_Exercise description:_
The exercise asks for every line of the data to be reproduced exactly.

-- BEGIN Data shown --

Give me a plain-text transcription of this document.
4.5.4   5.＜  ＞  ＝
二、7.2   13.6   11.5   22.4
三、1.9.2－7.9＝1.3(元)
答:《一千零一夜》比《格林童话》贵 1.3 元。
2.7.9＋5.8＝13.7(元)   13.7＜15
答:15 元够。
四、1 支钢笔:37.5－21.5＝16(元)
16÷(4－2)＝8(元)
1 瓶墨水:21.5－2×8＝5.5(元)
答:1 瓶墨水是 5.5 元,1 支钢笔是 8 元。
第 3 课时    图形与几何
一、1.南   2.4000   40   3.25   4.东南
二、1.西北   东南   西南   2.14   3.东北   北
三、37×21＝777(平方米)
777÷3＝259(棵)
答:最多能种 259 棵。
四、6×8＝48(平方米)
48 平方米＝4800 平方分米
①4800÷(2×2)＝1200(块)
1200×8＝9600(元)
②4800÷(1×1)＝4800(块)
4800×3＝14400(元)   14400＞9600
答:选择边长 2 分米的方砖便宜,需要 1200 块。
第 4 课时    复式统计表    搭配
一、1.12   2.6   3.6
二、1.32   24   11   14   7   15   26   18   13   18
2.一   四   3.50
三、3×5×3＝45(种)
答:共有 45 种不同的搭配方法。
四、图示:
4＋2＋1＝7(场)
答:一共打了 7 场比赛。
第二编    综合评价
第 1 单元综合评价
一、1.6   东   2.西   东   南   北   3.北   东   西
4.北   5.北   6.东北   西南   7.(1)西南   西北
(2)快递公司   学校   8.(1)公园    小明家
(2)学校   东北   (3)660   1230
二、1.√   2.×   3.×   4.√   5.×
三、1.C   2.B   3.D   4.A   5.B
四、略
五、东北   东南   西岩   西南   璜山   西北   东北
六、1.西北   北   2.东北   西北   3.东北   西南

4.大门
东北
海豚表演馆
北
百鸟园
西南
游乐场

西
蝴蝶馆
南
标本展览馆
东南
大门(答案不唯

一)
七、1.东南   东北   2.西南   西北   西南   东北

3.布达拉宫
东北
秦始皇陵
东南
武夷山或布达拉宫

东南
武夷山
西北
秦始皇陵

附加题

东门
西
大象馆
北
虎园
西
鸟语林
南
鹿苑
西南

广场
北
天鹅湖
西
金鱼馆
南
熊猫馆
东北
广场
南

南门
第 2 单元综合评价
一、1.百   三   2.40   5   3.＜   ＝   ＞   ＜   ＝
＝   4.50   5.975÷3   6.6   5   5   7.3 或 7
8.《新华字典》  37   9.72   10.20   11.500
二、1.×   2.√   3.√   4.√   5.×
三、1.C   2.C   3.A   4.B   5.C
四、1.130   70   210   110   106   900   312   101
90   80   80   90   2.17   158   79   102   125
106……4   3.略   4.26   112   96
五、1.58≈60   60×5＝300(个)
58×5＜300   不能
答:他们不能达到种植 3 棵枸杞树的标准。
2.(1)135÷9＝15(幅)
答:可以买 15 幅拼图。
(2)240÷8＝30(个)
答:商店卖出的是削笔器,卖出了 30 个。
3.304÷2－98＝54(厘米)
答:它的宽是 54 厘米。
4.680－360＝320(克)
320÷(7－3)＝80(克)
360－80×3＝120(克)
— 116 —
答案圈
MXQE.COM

-- END Data shown --

_Exercise output:_
Give me a plain-text transcription of this document.
4.5.4   5.＜  ＞  ＝
二、7.2   13.6   11.5   22.4
三、1.9.2－7.9＝1.3(元)
答:《一千零一夜》比《格林童话》贵 1.3 元。
2.7.9＋5.8＝13.7(元)   13.7＜15
答:15 元够。
四、1 支钢笔:37.5－21.5＝16(元)
16÷(4－2)＝8(元)
1 瓶墨水:21.5－2×8＝5.5(元)
答:1 瓶墨水是 5.5 元,1 支钢笔是 8 元。
第 3 课时    图形与几何
一、1.南   2.4000   40   3.25   4.东南
二、1.西北   东南   西南   2.14   3.东北   北
三、37×21＝777(平方米)
777÷3＝259(棵)
答:最多能种 259 棵。
四、6×8＝48(平方米)
48 平方米＝4800 平方分米
①4800÷(2×2)＝1200(块)
1200×8＝9600(元)
②4800÷(1×1)＝4800(块)
4800×3＝14400(元)   14400＞9600
答:选择边长 2 分米的方砖便宜,需要 1200 块。
第 4 课时    复式统计表    搭配
一、1.12   2.6   3.6
二、1.32   24   11   14   7   15   26   18   13   18
2.一   四   3.50
三、3×5×3＝45(种)
答:共有 45 种不同的搭配方法。
四、图示:
4＋2＋1＝7(场)
答:一共打了 7 场比赛。
第二编    综合评价
第 1 单元综合评价
一、1.6   东   2.西   东   南   北   3.北   东   西
4.北   5.北   6.东北   西南   7.(1)西南   西北
(2)快递公司   学校   8.(1)公园    小明家
(2)学校   东北   (3)660   1230
二、1.√   2.×   3.×   4.√   5.×
三、1.C   2.B   3.D   4.A   5.B
四、略
五、东北   东南   西岩   西南   璜山   西北   东北
六、1.西北   北   2.东北   西北   3.东北   西南

4.大门
东北
海豚表演馆
北
百鸟园
西南
游乐场

西
蝴蝶馆
南
标本展览馆
东南
大门(答案不唯

一)
七、1.东南   东北   2.西南   西北   西南   东北

3.布达拉宫
东北
秦始皇陵
东南
武夷山或布达拉宫

东南
武夷山
西北
秦始皇陵

附加题

东门
西
大象馆
北
虎园
西
鸟语林
南
鹿苑
西南

广场
北
天鹅湖
西
金鱼馆
南
熊猫馆
东北
广场
南

南门
第 2 单元综合评价
一、1.百   三   2.40   5   3.＜   ＝   ＞   ＜   ＝
＝   4.50   5.975÷3   6.6   5   5   7.3 或 7
8.《新华字典》  37   9.72   10.20   11.500
二、1.×   2.√   3.√   4.√   5.×
三、1.C   2.C   3.A   4.B   5.C
四、1.130   70   210   110   106   900   312   101
90   80   80   90   2.17   158   79   102   125
106……4   3.略   4.26   112   96
五、1.58≈60   60×5＝300(个)
58×5＜300   不能
答:他们不能达到种植 3 棵枸杞树的标准。
2.(1)135÷9＝15(幅)
答:可以买 15 幅拼图。
(2)240÷8＝30(个)
答:商店卖出的是削笔器,卖出了 30 个。
3.304÷2－98＝54(厘米)
答:它的宽是 54 厘米。
4.680－360＝320(克)
320÷(7－3)＝80(克)
360－80×3＝120(克)
— 116 —
答案圈
MXQE.COM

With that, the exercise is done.